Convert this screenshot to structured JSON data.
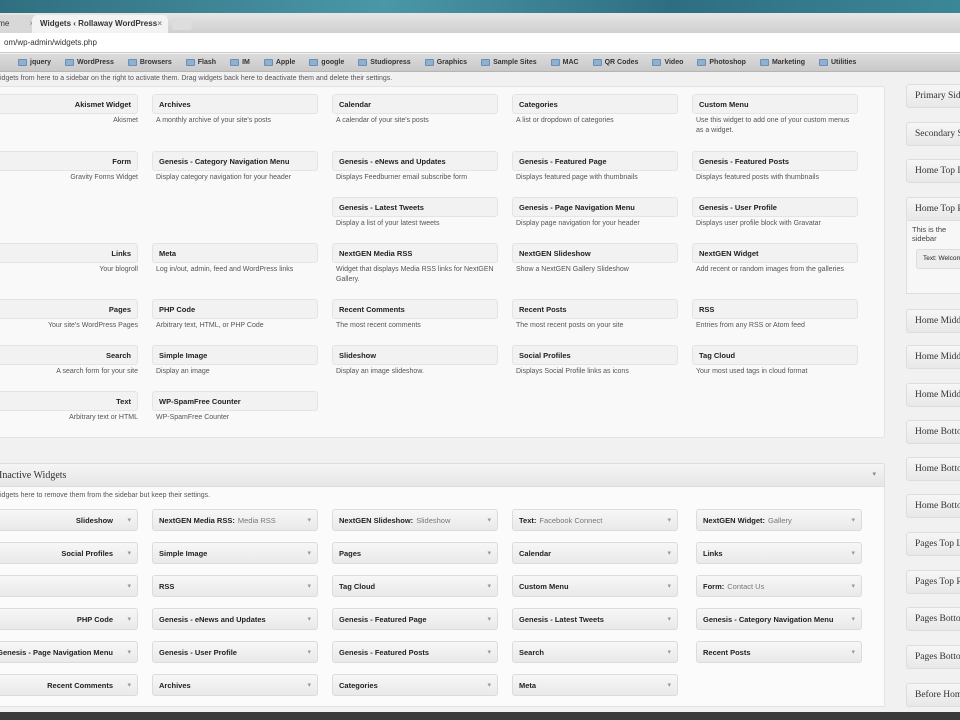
{
  "browser": {
    "tabs": [
      {
        "label": "Home"
      },
      {
        "label": "Widgets ‹ Rollaway WordPress"
      }
    ],
    "address": "om/wp-admin/widgets.php",
    "bookmarks": [
      "jquery",
      "WordPress",
      "Browsers",
      "Flash",
      "IM",
      "Apple",
      "google",
      "Studiopress",
      "Graphics",
      "Sample Sites",
      "MAC",
      "QR Codes",
      "Video",
      "Photoshop",
      "Marketing",
      "Utilities"
    ]
  },
  "available": {
    "intro": "idgets from here to a sidebar on the right to activate them. Drag widgets back here to deactivate them and delete their settings.",
    "rows": [
      [
        {
          "name": "Akismet Widget",
          "desc": "Akismet"
        },
        {
          "name": "Archives",
          "desc": "A monthly archive of your site's posts"
        },
        {
          "name": "Calendar",
          "desc": "A calendar of your site's posts"
        },
        {
          "name": "Categories",
          "desc": "A list or dropdown of categories"
        },
        {
          "name": "Custom Menu",
          "desc": "Use this widget to add one of your custom menus as a widget."
        }
      ],
      [
        {
          "name": "Form",
          "desc": "Gravity Forms Widget"
        },
        {
          "name": "Genesis - Category Navigation Menu",
          "desc": "Display category navigation for your header"
        },
        {
          "name": "Genesis - eNews and Updates",
          "desc": "Displays Feedburner email subscribe form"
        },
        {
          "name": "Genesis - Featured Page",
          "desc": "Displays featured page with thumbnails"
        },
        {
          "name": "Genesis - Featured Posts",
          "desc": "Displays featured posts with thumbnails"
        }
      ],
      [
        null,
        null,
        {
          "name": "Genesis - Latest Tweets",
          "desc": "Display a list of your latest tweets"
        },
        {
          "name": "Genesis - Page Navigation Menu",
          "desc": "Display page navigation for your header"
        },
        {
          "name": "Genesis - User Profile",
          "desc": "Displays user profile block with Gravatar"
        }
      ],
      [
        {
          "name": "Links",
          "desc": "Your blogroll"
        },
        {
          "name": "Meta",
          "desc": "Log in/out, admin, feed and WordPress links"
        },
        {
          "name": "NextGEN Media RSS",
          "desc": "Widget that displays Media RSS links for NextGEN Gallery."
        },
        {
          "name": "NextGEN Slideshow",
          "desc": "Show a NextGEN Gallery Slideshow"
        },
        {
          "name": "NextGEN Widget",
          "desc": "Add recent or random images from the galleries"
        }
      ],
      [
        {
          "name": "Pages",
          "desc": "Your site's WordPress Pages"
        },
        {
          "name": "PHP Code",
          "desc": "Arbitrary text, HTML, or PHP Code"
        },
        {
          "name": "Recent Comments",
          "desc": "The most recent comments"
        },
        {
          "name": "Recent Posts",
          "desc": "The most recent posts on your site"
        },
        {
          "name": "RSS",
          "desc": "Entries from any RSS or Atom feed"
        }
      ],
      [
        {
          "name": "Search",
          "desc": "A search form for your site"
        },
        {
          "name": "Simple Image",
          "desc": "Display an image"
        },
        {
          "name": "Slideshow",
          "desc": "Display an image slideshow."
        },
        {
          "name": "Social Profiles",
          "desc": "Displays Social Profile links as icons"
        },
        {
          "name": "Tag Cloud",
          "desc": "Your most used tags in cloud format"
        }
      ],
      [
        {
          "name": "Text",
          "desc": "Arbitrary text or HTML"
        },
        {
          "name": "WP-SpamFree Counter",
          "desc": "WP-SpamFree Counter"
        },
        null,
        null,
        null
      ]
    ]
  },
  "inactive": {
    "title": "Inactive Widgets",
    "desc": "idgets here to remove them from the sidebar but keep their settings.",
    "rows": [
      [
        {
          "name": "Slideshow"
        },
        {
          "name": "NextGEN Media RSS:",
          "sub": "Media RSS"
        },
        {
          "name": "NextGEN Slideshow:",
          "sub": "Slideshow"
        },
        {
          "name": "Text:",
          "sub": "Facebook Connect"
        },
        {
          "name": "NextGEN Widget:",
          "sub": "Gallery"
        }
      ],
      [
        {
          "name": "Social Profiles"
        },
        {
          "name": "Simple Image"
        },
        {
          "name": "Pages"
        },
        {
          "name": "Calendar"
        },
        {
          "name": "Links"
        }
      ],
      [
        {
          "name": ""
        },
        {
          "name": "RSS"
        },
        {
          "name": "Tag Cloud"
        },
        {
          "name": "Custom Menu"
        },
        {
          "name": "Form:",
          "sub": "Contact Us"
        }
      ],
      [
        {
          "name": "PHP Code"
        },
        {
          "name": "Genesis - eNews and Updates"
        },
        {
          "name": "Genesis - Featured Page"
        },
        {
          "name": "Genesis - Latest Tweets"
        },
        {
          "name": "Genesis - Category Navigation Menu"
        }
      ],
      [
        {
          "name": "Genesis - Page Navigation Menu"
        },
        {
          "name": "Genesis - User Profile"
        },
        {
          "name": "Genesis - Featured Posts"
        },
        {
          "name": "Search"
        },
        {
          "name": "Recent Posts"
        }
      ],
      [
        {
          "name": "Recent Comments"
        },
        {
          "name": "Archives"
        },
        {
          "name": "Categories"
        },
        {
          "name": "Meta"
        },
        null
      ]
    ]
  },
  "sidebars": {
    "items": [
      "Primary Sidebar",
      "Secondary Sidebar",
      "Home Top Left",
      "Home Top Right",
      "Home Middle Left",
      "Home Middle Middle",
      "Home Middle Right",
      "Home Bottom Left",
      "Home Bottom Middle",
      "Home Bottom Right",
      "Pages Top Left",
      "Pages Top Right",
      "Pages Bottom Left",
      "Pages Bottom Right",
      "Before Home"
    ],
    "expanded_desc": "This is the sidebar",
    "expanded_widget": "Text: Welcome"
  }
}
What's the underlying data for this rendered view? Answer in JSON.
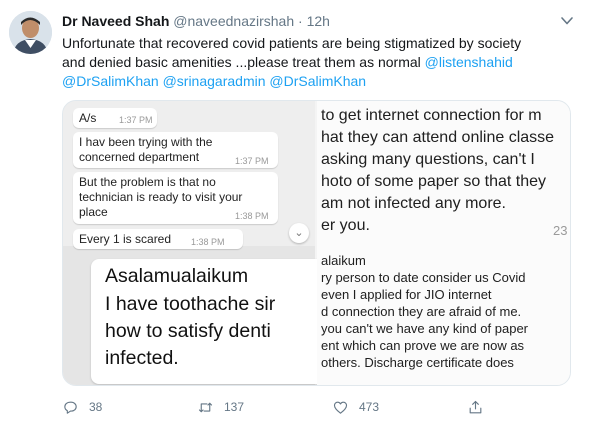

• • •

PROMPT: Would you repeat the listing word for word and skip every picture?

OUTPUT OF THE EXERCISE:
Convert this screenshot to structured JSON data.
{
  "browser": {
    "tabs": [
      {
        "label": "Home"
      },
      {
        "label": "Widgets ‹ Rollaway WordPress"
      }
    ],
    "address": "om/wp-admin/widgets.php",
    "bookmarks": [
      "jquery",
      "WordPress",
      "Browsers",
      "Flash",
      "IM",
      "Apple",
      "google",
      "Studiopress",
      "Graphics",
      "Sample Sites",
      "MAC",
      "QR Codes",
      "Video",
      "Photoshop",
      "Marketing",
      "Utilities"
    ]
  },
  "available": {
    "intro": "idgets from here to a sidebar on the right to activate them. Drag widgets back here to deactivate them and delete their settings.",
    "rows": [
      [
        {
          "name": "Akismet Widget",
          "desc": "Akismet"
        },
        {
          "name": "Archives",
          "desc": "A monthly archive of your site's posts"
        },
        {
          "name": "Calendar",
          "desc": "A calendar of your site's posts"
        },
        {
          "name": "Categories",
          "desc": "A list or dropdown of categories"
        },
        {
          "name": "Custom Menu",
          "desc": "Use this widget to add one of your custom menus as a widget."
        }
      ],
      [
        {
          "name": "Form",
          "desc": "Gravity Forms Widget"
        },
        {
          "name": "Genesis - Category Navigation Menu",
          "desc": "Display category navigation for your header"
        },
        {
          "name": "Genesis - eNews and Updates",
          "desc": "Displays Feedburner email subscribe form"
        },
        {
          "name": "Genesis - Featured Page",
          "desc": "Displays featured page with thumbnails"
        },
        {
          "name": "Genesis - Featured Posts",
          "desc": "Displays featured posts with thumbnails"
        }
      ],
      [
        null,
        null,
        {
          "name": "Genesis - Latest Tweets",
          "desc": "Display a list of your latest tweets"
        },
        {
          "name": "Genesis - Page Navigation Menu",
          "desc": "Display page navigation for your header"
        },
        {
          "name": "Genesis - User Profile",
          "desc": "Displays user profile block with Gravatar"
        }
      ],
      [
        {
          "name": "Links",
          "desc": "Your blogroll"
        },
        {
          "name": "Meta",
          "desc": "Log in/out, admin, feed and WordPress links"
        },
        {
          "name": "NextGEN Media RSS",
          "desc": "Widget that displays Media RSS links for NextGEN Gallery."
        },
        {
          "name": "NextGEN Slideshow",
          "desc": "Show a NextGEN Gallery Slideshow"
        },
        {
          "name": "NextGEN Widget",
          "desc": "Add recent or random images from the galleries"
        }
      ],
      [
        {
          "name": "Pages",
          "desc": "Your site's WordPress Pages"
        },
        {
          "name": "PHP Code",
          "desc": "Arbitrary text, HTML, or PHP Code"
        },
        {
          "name": "Recent Comments",
          "desc": "The most recent comments"
        },
        {
          "name": "Recent Posts",
          "desc": "The most recent posts on your site"
        },
        {
          "name": "RSS",
          "desc": "Entries from any RSS or Atom feed"
        }
      ],
      [
        {
          "name": "Search",
          "desc": "A search form for your site"
        },
        {
          "name": "Simple Image",
          "desc": "Display an image"
        },
        {
          "name": "Slideshow",
          "desc": "Display an image slideshow."
        },
        {
          "name": "Social Profiles",
          "desc": "Displays Social Profile links as icons"
        },
        {
          "name": "Tag Cloud",
          "desc": "Your most used tags in cloud format"
        }
      ],
      [
        {
          "name": "Text",
          "desc": "Arbitrary text or HTML"
        },
        {
          "name": "WP-SpamFree Counter",
          "desc": "WP-SpamFree Counter"
        },
        null,
        null,
        null
      ]
    ]
  },
  "inactive": {
    "title": "Inactive Widgets",
    "desc": "idgets here to remove them from the sidebar but keep their settings.",
    "rows": [
      [
        {
          "name": "Slideshow"
        },
        {
          "name": "NextGEN Media RSS:",
          "sub": "Media RSS"
        },
        {
          "name": "NextGEN Slideshow:",
          "sub": "Slideshow"
        },
        {
          "name": "Text:",
          "sub": "Facebook Connect"
        },
        {
          "name": "NextGEN Widget:",
          "sub": "Gallery"
        }
      ],
      [
        {
          "name": "Social Profiles"
        },
        {
          "name": "Simple Image"
        },
        {
          "name": "Pages"
        },
        {
          "name": "Calendar"
        },
        {
          "name": "Links"
        }
      ],
      [
        {
          "name": ""
        },
        {
          "name": "RSS"
        },
        {
          "name": "Tag Cloud"
        },
        {
          "name": "Custom Menu"
        },
        {
          "name": "Form:",
          "sub": "Contact Us"
        }
      ],
      [
        {
          "name": "PHP Code"
        },
        {
          "name": "Genesis - eNews and Updates"
        },
        {
          "name": "Genesis - Featured Page"
        },
        {
          "name": "Genesis - Latest Tweets"
        },
        {
          "name": "Genesis - Category Navigation Menu"
        }
      ],
      [
        {
          "name": "Genesis - Page Navigation Menu"
        },
        {
          "name": "Genesis - User Profile"
        },
        {
          "name": "Genesis - Featured Posts"
        },
        {
          "name": "Search"
        },
        {
          "name": "Recent Posts"
        }
      ],
      [
        {
          "name": "Recent Comments"
        },
        {
          "name": "Archives"
        },
        {
          "name": "Categories"
        },
        {
          "name": "Meta"
        },
        null
      ]
    ]
  },
  "sidebars": {
    "items": [
      "Primary Sidebar",
      "Secondary Sidebar",
      "Home Top Left",
      "Home Top Right",
      "Home Middle Left",
      "Home Middle Middle",
      "Home Middle Right",
      "Home Bottom Left",
      "Home Bottom Middle",
      "Home Bottom Right",
      "Pages Top Left",
      "Pages Top Right",
      "Pages Bottom Left",
      "Pages Bottom Right",
      "Before Home"
    ],
    "expanded_desc": "This is the sidebar",
    "expanded_widget": "Text: Welcome"
  }
}
What's the underlying data for this rendered view? Answer in JSON.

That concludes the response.